Record extracts:

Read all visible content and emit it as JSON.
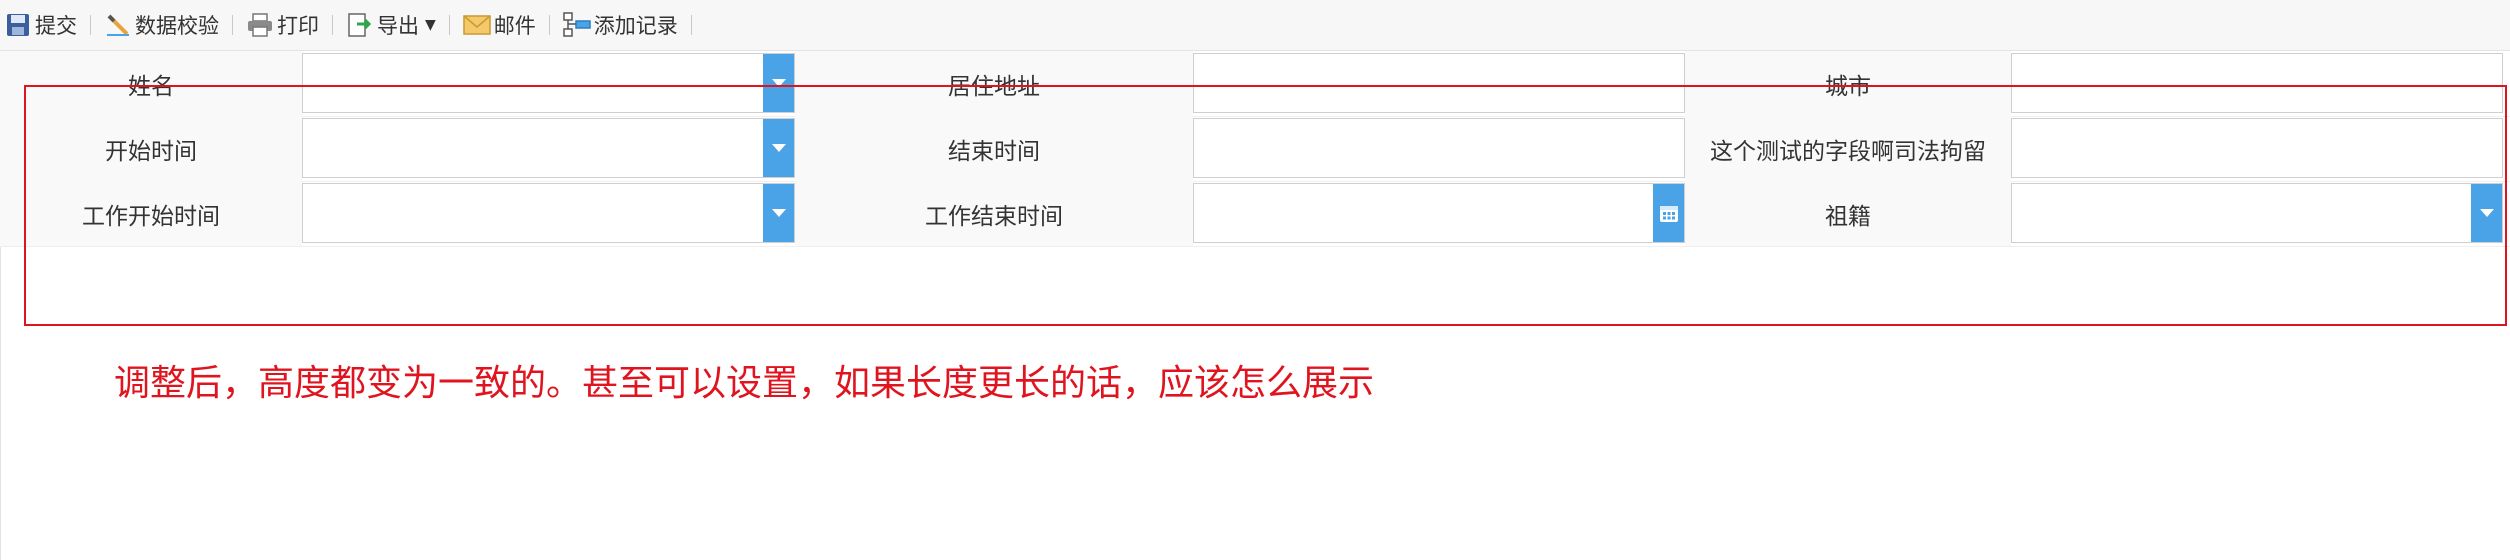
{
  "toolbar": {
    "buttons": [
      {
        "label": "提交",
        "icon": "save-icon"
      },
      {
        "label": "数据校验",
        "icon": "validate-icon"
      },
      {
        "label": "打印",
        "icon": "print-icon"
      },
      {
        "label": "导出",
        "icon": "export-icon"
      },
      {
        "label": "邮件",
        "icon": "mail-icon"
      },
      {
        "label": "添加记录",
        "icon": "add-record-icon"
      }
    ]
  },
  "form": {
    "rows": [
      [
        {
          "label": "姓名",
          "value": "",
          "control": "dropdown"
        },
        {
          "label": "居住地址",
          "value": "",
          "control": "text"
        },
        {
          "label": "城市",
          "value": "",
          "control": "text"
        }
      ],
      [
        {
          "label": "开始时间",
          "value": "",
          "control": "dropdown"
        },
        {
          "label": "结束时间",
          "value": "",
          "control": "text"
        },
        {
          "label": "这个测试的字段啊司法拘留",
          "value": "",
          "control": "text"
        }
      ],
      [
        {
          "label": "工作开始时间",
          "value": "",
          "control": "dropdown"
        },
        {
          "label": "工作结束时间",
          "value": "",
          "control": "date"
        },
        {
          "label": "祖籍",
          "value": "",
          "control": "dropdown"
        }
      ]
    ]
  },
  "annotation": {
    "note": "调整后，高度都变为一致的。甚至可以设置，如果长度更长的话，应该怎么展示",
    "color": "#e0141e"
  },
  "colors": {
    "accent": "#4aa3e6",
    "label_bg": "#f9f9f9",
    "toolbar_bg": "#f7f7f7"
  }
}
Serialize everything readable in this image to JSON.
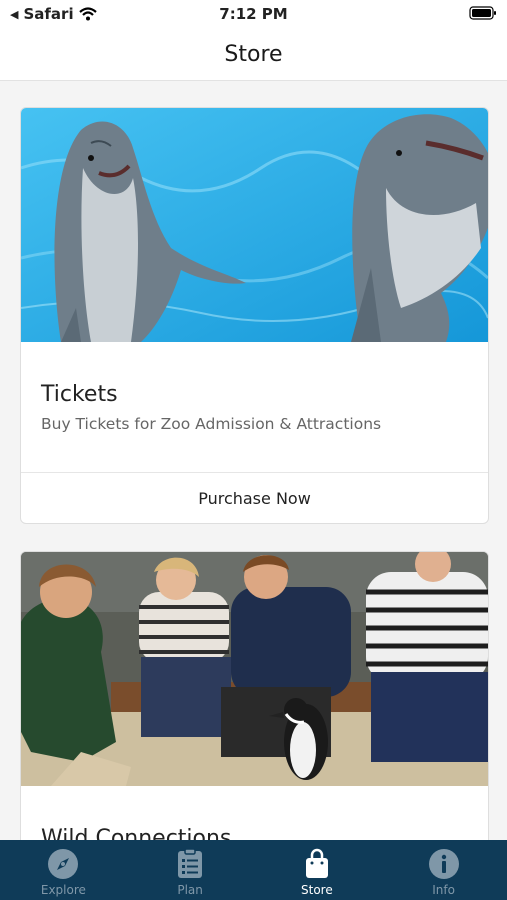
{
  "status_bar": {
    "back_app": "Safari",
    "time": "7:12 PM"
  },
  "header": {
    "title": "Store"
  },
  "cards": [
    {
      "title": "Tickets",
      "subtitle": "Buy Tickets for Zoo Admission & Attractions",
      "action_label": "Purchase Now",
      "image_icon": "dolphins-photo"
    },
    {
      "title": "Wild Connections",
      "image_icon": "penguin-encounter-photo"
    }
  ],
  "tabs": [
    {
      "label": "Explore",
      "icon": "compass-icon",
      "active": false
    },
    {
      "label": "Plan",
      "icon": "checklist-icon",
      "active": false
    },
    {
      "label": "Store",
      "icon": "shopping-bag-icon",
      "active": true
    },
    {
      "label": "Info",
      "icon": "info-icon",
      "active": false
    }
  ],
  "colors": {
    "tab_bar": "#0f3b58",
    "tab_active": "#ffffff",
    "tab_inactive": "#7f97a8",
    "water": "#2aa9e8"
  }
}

What is expected:
Retype each record exactly as it stands, but do not include the pictures.

Output below:
Read all visible content and emit it as JSON.
{
  "toolbar": {
    "buttons": [
      {
        "label": "提交",
        "icon": "save-icon"
      },
      {
        "label": "数据校验",
        "icon": "validate-icon"
      },
      {
        "label": "打印",
        "icon": "print-icon"
      },
      {
        "label": "导出",
        "icon": "export-icon"
      },
      {
        "label": "邮件",
        "icon": "mail-icon"
      },
      {
        "label": "添加记录",
        "icon": "add-record-icon"
      }
    ]
  },
  "form": {
    "rows": [
      [
        {
          "label": "姓名",
          "value": "",
          "control": "dropdown"
        },
        {
          "label": "居住地址",
          "value": "",
          "control": "text"
        },
        {
          "label": "城市",
          "value": "",
          "control": "text"
        }
      ],
      [
        {
          "label": "开始时间",
          "value": "",
          "control": "dropdown"
        },
        {
          "label": "结束时间",
          "value": "",
          "control": "text"
        },
        {
          "label": "这个测试的字段啊司法拘留",
          "value": "",
          "control": "text"
        }
      ],
      [
        {
          "label": "工作开始时间",
          "value": "",
          "control": "dropdown"
        },
        {
          "label": "工作结束时间",
          "value": "",
          "control": "date"
        },
        {
          "label": "祖籍",
          "value": "",
          "control": "dropdown"
        }
      ]
    ]
  },
  "annotation": {
    "note": "调整后，高度都变为一致的。甚至可以设置，如果长度更长的话，应该怎么展示",
    "color": "#e0141e"
  },
  "colors": {
    "accent": "#4aa3e6",
    "label_bg": "#f9f9f9",
    "toolbar_bg": "#f7f7f7"
  }
}
Serialize everything readable in this image to JSON.
{
  "status_bar": {
    "back_app": "Safari",
    "time": "7:12 PM"
  },
  "header": {
    "title": "Store"
  },
  "cards": [
    {
      "title": "Tickets",
      "subtitle": "Buy Tickets for Zoo Admission & Attractions",
      "action_label": "Purchase Now",
      "image_icon": "dolphins-photo"
    },
    {
      "title": "Wild Connections",
      "image_icon": "penguin-encounter-photo"
    }
  ],
  "tabs": [
    {
      "label": "Explore",
      "icon": "compass-icon",
      "active": false
    },
    {
      "label": "Plan",
      "icon": "checklist-icon",
      "active": false
    },
    {
      "label": "Store",
      "icon": "shopping-bag-icon",
      "active": true
    },
    {
      "label": "Info",
      "icon": "info-icon",
      "active": false
    }
  ],
  "colors": {
    "tab_bar": "#0f3b58",
    "tab_active": "#ffffff",
    "tab_inactive": "#7f97a8",
    "water": "#2aa9e8"
  }
}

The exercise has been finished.